__Selected excerpt__
Horrorible Review: “The Dead Outside”

Enjoy this Monday with Mildred!

This is also a Zombie World Tour post!

The Dead Outside  

You see them lurking in the large, clear plastic bins.  The Movie Collection DVDs.  (cue screaming violin music)  These are the films that sell four, eight, twelve, even twenty to a box, all for only five bucks.  Most of the time they are pure crap, films that are filled with friend-of-the-director actor wannabes and shot on a friend of a friend’s farmland.  Most of them will include at least one classic, like Night of the Living Dead or Last Man on Earth.  The latter cost literally nothing to the producer of the DVD and might be the nudge that sends the disk home with its new owner.

I found one with four zombie movies on it, and if you’ve ever seen a truly horrible zombie film (and NOTHING stinks up the room like a bad zombie film) you will understand my hesitation – even for five dollars.  Then I noticed one of them is Scottish.  Well then!  I’ve not been to Scotland on the Zombie World Tour and wasn’t even aware such a beast existed.

The first part of the film is totally without dialogue, so it took a while for me realize I needed to go back to the menu and turn on the subtitles.  Sure, they are (theoretically) speaking English, but there were several scenes I didn’t quite get because the accents were so thick and turning up the sound didn’t work. Imagine my shock on discovering five dollar disks don’t have subtitles.  And maybe it’s a Scotch thing, but this movie is GRIM.  The color is faded nearly to black and white, with only the most vivid colors showing pale on screen.  Occasionally it pops into vibrancy and I mistook that for A Message From The Filmmaker until I noticed it was actually random. I think.  I was often confused.  The music is funereal.  I don’t remember the actors smiling, even a little, even once.  The setting is a dismal old farm house in the middle of a colorless nowhere, though it does have a name:  Braehead Farm.  No, brae does not actually mean brain in Scottish, but wouldn’t that have been funny?

Besides being often confused by scenes skipping around almost randomly, or suddenly, and not totally understanding the actors’ speech, I was also confounded by the stupid stuff they would do.  I know that we are supposed to feel superior to the characters, understanding instinctively that we would handle everything much better, but really, WHO runs out of gas somewhere in the vast countryside after the zombie apocalypse and politely parks ON THE SIDE OF THE ROAD?  Who then climbs over a barbed wire fence instead of opening the gate and walking through?  Who has the great luck to acquire a full gas can after the apocalypse and after using it, flings the can away because he thinks he may have heard something moving somewhere?

__Work to complete__
(a) Reproduce the portion of the zombie movie review between "Enjoy this Monday" and "its new owner.", inclusive.
(b) Condense the review's paragraph beginning "I found one with four zombie movies on it" into two or three shorter sentences, keeping its main facts.
You won't need the listing that comes after this text.

__Provided records__

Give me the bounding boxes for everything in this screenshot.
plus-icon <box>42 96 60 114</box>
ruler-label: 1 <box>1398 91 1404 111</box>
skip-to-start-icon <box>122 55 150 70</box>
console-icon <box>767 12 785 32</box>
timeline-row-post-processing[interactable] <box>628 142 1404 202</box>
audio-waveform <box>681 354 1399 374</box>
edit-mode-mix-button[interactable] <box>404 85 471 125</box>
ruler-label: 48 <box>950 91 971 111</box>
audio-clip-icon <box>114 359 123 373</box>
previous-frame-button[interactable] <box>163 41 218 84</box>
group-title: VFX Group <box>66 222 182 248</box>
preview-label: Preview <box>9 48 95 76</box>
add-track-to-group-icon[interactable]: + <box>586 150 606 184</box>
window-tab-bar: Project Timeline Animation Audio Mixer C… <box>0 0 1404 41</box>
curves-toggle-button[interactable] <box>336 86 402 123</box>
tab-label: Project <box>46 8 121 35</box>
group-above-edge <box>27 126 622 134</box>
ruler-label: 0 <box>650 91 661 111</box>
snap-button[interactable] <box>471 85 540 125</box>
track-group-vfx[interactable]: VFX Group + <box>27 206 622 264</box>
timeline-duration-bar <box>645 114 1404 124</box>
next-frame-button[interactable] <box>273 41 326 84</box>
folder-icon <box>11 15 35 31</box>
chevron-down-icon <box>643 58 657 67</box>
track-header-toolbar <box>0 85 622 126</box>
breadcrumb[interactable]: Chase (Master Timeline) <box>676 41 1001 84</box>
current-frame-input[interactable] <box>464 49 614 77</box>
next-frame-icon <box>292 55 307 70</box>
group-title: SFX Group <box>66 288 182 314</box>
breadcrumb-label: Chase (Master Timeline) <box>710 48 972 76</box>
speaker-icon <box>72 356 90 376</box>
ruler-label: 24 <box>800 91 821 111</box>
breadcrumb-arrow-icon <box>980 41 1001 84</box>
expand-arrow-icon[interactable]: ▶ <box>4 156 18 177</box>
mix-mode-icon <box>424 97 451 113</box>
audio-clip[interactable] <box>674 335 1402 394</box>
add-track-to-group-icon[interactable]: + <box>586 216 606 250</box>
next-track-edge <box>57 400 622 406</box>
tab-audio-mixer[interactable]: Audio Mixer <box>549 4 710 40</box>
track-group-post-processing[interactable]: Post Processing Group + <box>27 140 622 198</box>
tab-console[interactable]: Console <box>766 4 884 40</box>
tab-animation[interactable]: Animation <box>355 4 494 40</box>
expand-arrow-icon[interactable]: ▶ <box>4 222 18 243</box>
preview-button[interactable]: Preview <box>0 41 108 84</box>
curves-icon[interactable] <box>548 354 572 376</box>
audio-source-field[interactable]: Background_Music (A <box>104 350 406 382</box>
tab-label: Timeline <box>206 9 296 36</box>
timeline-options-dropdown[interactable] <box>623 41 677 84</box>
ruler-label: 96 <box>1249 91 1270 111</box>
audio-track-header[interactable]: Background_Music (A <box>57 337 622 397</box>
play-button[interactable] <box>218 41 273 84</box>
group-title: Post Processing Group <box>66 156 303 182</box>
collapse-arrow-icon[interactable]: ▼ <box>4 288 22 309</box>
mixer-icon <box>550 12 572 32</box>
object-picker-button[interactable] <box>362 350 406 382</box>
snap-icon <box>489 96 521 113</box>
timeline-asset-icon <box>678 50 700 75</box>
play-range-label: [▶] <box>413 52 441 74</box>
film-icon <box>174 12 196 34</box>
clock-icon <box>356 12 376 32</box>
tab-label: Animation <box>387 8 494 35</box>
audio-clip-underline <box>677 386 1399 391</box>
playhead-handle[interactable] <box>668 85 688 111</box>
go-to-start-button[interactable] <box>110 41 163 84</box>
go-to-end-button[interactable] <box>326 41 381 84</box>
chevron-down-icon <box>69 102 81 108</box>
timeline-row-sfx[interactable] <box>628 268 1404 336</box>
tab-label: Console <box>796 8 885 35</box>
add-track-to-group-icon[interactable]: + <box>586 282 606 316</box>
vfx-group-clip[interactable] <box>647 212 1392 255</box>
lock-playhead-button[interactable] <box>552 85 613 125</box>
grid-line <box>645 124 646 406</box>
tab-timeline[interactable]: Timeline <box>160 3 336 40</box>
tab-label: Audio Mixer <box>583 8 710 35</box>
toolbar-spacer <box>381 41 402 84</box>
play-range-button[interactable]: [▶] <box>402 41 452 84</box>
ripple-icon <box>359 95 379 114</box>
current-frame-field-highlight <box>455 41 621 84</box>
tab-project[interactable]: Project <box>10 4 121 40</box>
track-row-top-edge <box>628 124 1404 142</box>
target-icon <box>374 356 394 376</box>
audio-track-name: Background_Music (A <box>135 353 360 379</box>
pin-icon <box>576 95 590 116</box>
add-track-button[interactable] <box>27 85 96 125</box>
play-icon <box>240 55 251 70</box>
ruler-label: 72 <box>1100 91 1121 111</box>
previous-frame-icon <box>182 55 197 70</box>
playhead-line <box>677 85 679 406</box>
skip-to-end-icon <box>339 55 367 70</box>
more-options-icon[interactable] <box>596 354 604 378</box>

__Set of answers__
(a)
Enjoy this Monday with Mildred!

This is also a Zombie World Tour post!

The Dead Outside  

You see them lurking in the large, clear plastic bins.  The Movie Collection DVDs.  (cue screaming violin music)  These are the films that sell four, eight, twelve, even twenty to a box, all for only five bucks.  Most of the time they are pure crap, films that are filled with friend-of-the-director actor wannabes and shot on a friend of a friend’s farmland.  Most of them will include at least one classic, like Night of the Living Dead or Last Man on Earth.  The latter cost literally nothing to the producer of the DVD and might be the nudge that sends the disk home with its new owner.

(b) The reviewer found a five-dollar DVD with four zombie movies and hesitated, since nothing is worse than a bad zombie film. One of the movies turned out to be Scottish. The reviewer hadn't yet covered Scotland on the Zombie World Tour and hadn't known such a film existed.